- [Exercise instructions]: Identify the lines that contain the word "走南闯北", then copy them.

* start The records *

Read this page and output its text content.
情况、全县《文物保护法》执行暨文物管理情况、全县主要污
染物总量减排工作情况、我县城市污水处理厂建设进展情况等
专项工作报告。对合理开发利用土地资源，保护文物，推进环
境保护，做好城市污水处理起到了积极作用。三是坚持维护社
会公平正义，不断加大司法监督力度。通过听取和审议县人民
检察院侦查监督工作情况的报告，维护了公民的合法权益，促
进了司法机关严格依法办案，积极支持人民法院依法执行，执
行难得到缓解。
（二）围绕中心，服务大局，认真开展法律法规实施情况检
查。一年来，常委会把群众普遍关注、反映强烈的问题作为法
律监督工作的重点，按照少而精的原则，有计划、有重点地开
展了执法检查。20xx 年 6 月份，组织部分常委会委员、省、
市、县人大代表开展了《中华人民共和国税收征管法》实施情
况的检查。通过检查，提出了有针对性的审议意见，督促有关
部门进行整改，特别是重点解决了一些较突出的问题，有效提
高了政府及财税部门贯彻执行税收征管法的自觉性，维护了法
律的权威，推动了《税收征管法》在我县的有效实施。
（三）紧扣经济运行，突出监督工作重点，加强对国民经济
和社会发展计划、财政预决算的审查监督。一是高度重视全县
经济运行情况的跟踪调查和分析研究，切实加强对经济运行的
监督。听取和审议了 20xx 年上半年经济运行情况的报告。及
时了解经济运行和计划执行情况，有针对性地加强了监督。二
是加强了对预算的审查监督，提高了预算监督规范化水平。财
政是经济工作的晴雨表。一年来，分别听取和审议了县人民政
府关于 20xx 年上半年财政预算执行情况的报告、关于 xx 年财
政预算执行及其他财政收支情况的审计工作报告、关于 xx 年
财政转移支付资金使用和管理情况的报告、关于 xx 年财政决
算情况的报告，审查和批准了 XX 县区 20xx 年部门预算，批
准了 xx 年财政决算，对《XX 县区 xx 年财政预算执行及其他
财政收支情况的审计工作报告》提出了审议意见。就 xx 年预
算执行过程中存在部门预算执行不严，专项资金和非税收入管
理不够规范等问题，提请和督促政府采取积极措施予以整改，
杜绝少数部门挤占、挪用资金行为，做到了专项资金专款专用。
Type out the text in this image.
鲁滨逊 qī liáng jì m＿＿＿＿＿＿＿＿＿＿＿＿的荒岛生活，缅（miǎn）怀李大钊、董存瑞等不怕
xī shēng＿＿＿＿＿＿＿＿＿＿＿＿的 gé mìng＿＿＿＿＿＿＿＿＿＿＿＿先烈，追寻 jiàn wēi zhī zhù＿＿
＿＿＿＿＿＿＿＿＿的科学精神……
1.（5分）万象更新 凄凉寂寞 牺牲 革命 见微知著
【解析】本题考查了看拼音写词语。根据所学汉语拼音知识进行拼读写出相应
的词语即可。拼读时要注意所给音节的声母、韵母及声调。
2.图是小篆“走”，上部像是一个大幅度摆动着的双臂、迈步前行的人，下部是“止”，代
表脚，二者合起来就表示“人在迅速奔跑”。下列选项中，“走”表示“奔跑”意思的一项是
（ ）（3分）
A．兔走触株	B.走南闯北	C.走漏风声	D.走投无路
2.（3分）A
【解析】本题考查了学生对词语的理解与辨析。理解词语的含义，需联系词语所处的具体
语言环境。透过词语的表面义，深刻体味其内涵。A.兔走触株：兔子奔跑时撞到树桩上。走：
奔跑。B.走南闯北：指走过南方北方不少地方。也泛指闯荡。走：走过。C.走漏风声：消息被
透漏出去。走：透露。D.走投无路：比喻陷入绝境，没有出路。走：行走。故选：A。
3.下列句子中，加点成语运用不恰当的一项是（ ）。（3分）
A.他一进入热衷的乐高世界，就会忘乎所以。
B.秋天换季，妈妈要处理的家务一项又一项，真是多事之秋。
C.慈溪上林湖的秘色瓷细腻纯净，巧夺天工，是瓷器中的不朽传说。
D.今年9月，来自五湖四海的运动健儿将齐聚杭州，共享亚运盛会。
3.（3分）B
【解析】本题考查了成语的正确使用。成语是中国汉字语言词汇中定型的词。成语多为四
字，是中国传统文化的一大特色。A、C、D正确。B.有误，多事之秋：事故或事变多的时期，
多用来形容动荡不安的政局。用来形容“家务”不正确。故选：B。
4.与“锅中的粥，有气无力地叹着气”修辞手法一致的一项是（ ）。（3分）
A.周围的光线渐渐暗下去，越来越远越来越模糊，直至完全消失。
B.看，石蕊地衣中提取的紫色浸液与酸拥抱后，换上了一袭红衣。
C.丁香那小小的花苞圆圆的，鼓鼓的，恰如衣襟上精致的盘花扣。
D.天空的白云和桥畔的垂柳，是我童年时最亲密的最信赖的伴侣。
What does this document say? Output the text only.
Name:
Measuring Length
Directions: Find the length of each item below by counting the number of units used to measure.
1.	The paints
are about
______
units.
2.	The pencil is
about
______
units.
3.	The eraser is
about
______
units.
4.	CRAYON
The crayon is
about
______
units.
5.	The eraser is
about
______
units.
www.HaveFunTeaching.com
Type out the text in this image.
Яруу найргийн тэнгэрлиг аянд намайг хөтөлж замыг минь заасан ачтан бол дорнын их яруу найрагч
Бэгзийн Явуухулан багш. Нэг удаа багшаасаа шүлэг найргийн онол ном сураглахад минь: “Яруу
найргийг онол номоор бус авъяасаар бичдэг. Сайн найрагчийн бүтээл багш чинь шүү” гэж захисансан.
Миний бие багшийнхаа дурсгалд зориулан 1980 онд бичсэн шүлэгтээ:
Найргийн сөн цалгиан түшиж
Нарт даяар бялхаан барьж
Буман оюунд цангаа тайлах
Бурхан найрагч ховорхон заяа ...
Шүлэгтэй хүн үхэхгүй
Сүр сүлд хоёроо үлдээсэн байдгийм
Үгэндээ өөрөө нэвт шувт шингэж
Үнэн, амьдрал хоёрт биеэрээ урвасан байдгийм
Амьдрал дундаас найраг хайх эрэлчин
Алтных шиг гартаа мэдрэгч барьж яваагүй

* end The records *

- [The reply]:
A．兔走触株	B.走南闯北	C.走漏风声	D.走投无路
奔跑。B.走南闯北：指走过南方北方不少地方。也泛指闯荡。走：走过。C.走漏风声：消息被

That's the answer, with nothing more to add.